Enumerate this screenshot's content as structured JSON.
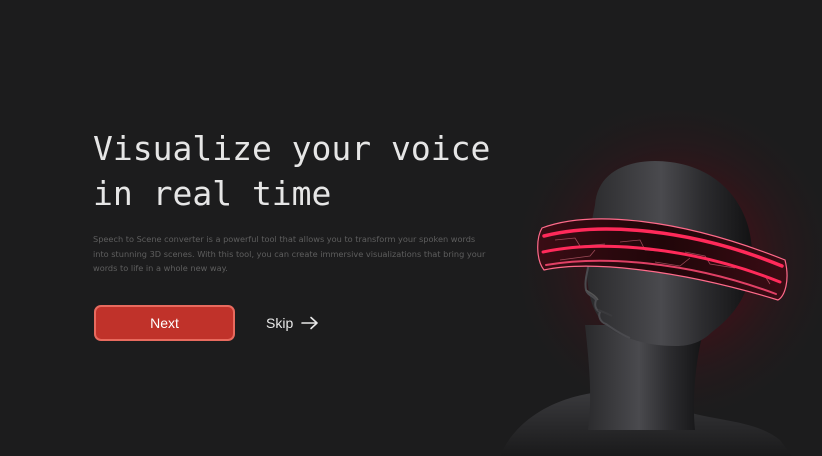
{
  "hero": {
    "headline_line1": "Visualize your voice",
    "headline_line2": "in real time",
    "description": "Speech to Scene converter is a powerful tool that allows you to transform your spoken words into stunning 3D scenes. With this tool, you can create immersive visualizations that bring your words to life in a whole new way."
  },
  "actions": {
    "next_label": "Next",
    "skip_label": "Skip"
  },
  "icons": {
    "skip": "arrow-right-icon",
    "figure": "vr-headset-figure"
  },
  "colors": {
    "background": "#1c1c1d",
    "accent": "#c0322a",
    "accent_border": "#e86a5e",
    "visor_glow": "#ff2a5a"
  }
}
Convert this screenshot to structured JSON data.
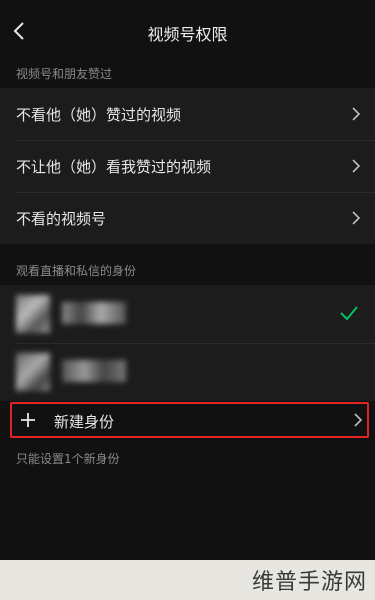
{
  "header": {
    "title": "视频号权限"
  },
  "section1": {
    "label": "视频号和朋友赞过",
    "items": [
      {
        "label": "不看他（她）赞过的视频"
      },
      {
        "label": "不让他（她）看我赞过的视频"
      },
      {
        "label": "不看的视频号"
      }
    ]
  },
  "section2": {
    "label": "观看直播和私信的身份",
    "identities": [
      {
        "selected": true
      },
      {
        "selected": false
      }
    ],
    "new_identity_label": "新建身份",
    "hint": "只能设置1个新身份"
  },
  "colors": {
    "accent_check": "#07c160",
    "highlight_border": "#e02424"
  },
  "watermark": "维普手游网"
}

====

*What the task requires:* Output all of the entries verbatim, leaving out any images.

*Final result:*
Enumerate this screenshot's content as structured JSON.
{
  "hero": {
    "headline_line1": "Visualize your voice",
    "headline_line2": "in real time",
    "description": "Speech to Scene converter is a powerful tool that allows you to transform your spoken words into stunning 3D scenes. With this tool, you can create immersive visualizations that bring your words to life in a whole new way."
  },
  "actions": {
    "next_label": "Next",
    "skip_label": "Skip"
  },
  "icons": {
    "skip": "arrow-right-icon",
    "figure": "vr-headset-figure"
  },
  "colors": {
    "background": "#1c1c1d",
    "accent": "#c0322a",
    "accent_border": "#e86a5e",
    "visor_glow": "#ff2a5a"
  }
}
Convert this screenshot to structured JSON data.
{
  "header": {
    "title": "视频号权限"
  },
  "section1": {
    "label": "视频号和朋友赞过",
    "items": [
      {
        "label": "不看他（她）赞过的视频"
      },
      {
        "label": "不让他（她）看我赞过的视频"
      },
      {
        "label": "不看的视频号"
      }
    ]
  },
  "section2": {
    "label": "观看直播和私信的身份",
    "identities": [
      {
        "selected": true
      },
      {
        "selected": false
      }
    ],
    "new_identity_label": "新建身份",
    "hint": "只能设置1个新身份"
  },
  "colors": {
    "accent_check": "#07c160",
    "highlight_border": "#e02424"
  },
  "watermark": "维普手游网"
}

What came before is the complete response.